┌─ Extracted information
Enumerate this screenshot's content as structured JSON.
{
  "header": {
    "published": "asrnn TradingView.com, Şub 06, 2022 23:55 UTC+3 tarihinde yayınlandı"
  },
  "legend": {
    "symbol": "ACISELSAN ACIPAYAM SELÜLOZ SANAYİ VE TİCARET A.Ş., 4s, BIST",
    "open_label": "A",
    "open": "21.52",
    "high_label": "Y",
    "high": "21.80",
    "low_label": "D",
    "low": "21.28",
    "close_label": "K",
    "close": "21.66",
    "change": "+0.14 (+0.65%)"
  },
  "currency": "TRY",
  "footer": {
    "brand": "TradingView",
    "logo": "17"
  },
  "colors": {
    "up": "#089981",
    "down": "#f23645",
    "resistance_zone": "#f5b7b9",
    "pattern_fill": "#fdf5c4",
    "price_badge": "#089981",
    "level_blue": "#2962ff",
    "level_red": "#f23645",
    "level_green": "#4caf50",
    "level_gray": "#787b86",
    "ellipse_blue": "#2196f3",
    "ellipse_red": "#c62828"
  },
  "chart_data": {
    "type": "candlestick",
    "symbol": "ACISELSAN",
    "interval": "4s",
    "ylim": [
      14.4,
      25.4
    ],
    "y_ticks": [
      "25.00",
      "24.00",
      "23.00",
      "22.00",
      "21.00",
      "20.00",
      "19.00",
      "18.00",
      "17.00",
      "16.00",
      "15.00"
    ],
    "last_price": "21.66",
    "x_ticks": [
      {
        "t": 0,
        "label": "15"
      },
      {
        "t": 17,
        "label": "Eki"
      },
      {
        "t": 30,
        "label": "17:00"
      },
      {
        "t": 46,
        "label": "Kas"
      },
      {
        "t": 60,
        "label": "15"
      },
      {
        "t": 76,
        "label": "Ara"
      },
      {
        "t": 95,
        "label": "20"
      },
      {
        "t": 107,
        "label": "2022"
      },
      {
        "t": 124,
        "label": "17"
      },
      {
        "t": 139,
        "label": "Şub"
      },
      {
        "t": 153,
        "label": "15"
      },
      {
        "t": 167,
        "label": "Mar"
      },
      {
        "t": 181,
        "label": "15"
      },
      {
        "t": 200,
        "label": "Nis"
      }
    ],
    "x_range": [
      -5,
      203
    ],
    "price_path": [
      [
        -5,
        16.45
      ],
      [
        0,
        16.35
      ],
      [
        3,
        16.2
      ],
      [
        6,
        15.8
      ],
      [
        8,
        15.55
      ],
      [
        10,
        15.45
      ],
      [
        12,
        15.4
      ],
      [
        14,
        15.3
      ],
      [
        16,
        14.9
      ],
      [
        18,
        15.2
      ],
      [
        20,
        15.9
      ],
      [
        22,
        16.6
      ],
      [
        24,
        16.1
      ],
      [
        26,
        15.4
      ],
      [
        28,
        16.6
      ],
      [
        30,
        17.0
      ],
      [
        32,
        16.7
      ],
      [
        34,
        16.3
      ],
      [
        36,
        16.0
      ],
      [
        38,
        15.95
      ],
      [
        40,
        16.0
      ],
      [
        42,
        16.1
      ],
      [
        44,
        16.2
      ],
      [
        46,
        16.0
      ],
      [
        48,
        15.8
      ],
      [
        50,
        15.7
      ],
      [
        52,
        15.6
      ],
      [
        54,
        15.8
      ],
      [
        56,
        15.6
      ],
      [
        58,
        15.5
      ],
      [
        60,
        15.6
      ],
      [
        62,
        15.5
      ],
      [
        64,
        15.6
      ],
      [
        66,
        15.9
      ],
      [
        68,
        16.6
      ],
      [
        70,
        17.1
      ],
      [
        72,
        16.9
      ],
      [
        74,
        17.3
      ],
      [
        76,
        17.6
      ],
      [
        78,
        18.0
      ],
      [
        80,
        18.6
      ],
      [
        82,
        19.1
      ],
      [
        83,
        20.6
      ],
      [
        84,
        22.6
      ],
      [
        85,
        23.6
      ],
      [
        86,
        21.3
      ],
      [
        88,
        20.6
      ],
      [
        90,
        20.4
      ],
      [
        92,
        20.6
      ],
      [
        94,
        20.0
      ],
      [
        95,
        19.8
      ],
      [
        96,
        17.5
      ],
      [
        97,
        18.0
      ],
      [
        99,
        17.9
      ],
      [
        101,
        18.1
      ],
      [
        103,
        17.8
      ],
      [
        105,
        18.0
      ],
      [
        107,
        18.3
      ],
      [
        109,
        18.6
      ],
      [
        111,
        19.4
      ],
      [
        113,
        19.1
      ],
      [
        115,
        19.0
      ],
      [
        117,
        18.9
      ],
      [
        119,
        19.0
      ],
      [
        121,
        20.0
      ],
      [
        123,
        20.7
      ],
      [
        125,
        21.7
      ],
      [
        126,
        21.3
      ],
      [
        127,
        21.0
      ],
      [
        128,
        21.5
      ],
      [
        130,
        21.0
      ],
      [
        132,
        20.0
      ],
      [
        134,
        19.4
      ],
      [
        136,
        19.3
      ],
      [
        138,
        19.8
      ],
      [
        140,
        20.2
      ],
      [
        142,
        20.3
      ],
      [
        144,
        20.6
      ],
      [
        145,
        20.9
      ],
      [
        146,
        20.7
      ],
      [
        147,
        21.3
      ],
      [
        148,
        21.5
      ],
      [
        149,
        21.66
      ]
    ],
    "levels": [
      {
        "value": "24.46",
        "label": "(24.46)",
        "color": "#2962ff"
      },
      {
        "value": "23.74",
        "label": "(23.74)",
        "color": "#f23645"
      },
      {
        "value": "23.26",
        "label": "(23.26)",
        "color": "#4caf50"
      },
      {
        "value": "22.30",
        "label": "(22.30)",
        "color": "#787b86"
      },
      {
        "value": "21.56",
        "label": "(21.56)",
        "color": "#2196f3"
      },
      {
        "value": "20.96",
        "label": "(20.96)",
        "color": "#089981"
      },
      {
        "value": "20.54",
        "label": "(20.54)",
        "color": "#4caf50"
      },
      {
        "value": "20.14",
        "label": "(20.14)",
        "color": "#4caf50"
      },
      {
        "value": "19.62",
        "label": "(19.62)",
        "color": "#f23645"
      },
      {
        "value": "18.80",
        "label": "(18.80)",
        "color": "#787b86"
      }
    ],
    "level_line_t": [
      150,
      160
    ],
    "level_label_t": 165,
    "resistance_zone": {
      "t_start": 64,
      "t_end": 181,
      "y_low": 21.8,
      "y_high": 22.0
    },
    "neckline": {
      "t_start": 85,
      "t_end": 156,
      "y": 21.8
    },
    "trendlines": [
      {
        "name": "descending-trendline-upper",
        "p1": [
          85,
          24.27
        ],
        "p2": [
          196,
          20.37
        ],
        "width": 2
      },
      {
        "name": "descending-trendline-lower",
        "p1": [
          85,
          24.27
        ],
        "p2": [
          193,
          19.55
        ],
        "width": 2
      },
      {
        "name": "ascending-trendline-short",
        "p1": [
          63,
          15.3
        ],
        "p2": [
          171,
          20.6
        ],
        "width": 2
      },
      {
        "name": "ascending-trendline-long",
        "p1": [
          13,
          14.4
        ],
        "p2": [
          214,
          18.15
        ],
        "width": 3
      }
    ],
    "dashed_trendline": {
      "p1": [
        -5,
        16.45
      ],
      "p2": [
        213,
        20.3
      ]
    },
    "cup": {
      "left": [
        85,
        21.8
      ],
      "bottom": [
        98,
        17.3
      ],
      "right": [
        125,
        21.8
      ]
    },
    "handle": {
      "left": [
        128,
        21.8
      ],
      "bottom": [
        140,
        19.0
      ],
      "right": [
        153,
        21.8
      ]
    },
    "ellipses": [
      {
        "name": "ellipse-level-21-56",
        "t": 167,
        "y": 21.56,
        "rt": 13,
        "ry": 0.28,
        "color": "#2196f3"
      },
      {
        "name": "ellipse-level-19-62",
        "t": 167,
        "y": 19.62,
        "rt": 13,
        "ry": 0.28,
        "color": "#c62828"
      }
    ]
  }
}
└─
*Description of the task:* Find the word "name" and list each line it appears in.

*Result:*
        "name": "descending-trendline-upper",
        "name": "descending-trendline-lower",
        "name": "ascending-trendline-short",
        "name": "ascending-trendline-long",
        "name": "ellipse-level-21-56",
        "name": "ellipse-level-19-62",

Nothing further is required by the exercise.